[Raw records]
######

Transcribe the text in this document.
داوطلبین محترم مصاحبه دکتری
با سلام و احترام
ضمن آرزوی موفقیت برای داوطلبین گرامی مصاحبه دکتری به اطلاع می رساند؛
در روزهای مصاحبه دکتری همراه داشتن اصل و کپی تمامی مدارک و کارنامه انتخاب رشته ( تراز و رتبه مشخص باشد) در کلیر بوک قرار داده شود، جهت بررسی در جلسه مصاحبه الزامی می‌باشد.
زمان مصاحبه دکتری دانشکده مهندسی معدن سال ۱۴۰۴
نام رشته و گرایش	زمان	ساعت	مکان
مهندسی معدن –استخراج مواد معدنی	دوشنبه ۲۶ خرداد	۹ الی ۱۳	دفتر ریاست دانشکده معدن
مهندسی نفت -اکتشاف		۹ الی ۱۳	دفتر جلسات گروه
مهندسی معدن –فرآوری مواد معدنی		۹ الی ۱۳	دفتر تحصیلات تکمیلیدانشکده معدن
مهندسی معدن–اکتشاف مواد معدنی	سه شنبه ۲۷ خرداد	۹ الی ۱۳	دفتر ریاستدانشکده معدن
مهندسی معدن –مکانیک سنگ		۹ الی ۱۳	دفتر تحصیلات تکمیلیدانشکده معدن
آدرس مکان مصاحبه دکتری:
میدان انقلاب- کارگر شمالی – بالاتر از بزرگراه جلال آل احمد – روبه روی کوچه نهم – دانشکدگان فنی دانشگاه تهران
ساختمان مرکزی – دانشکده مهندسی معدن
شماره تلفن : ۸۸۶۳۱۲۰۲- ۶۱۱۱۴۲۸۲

######

» **OBJECTIVE**
Pick out every line above that contains the word "اکتشاف" and copy it.

» **RESULT OF THE TASK**
مهندسی نفت -اکتشاف		۹ الی ۱۳	دفتر جلسات گروه
مهندسی معدن–اکتشاف مواد معدنی	سه شنبه ۲۷ خرداد	۹ الی ۱۳	دفتر ریاستدانشکده معدن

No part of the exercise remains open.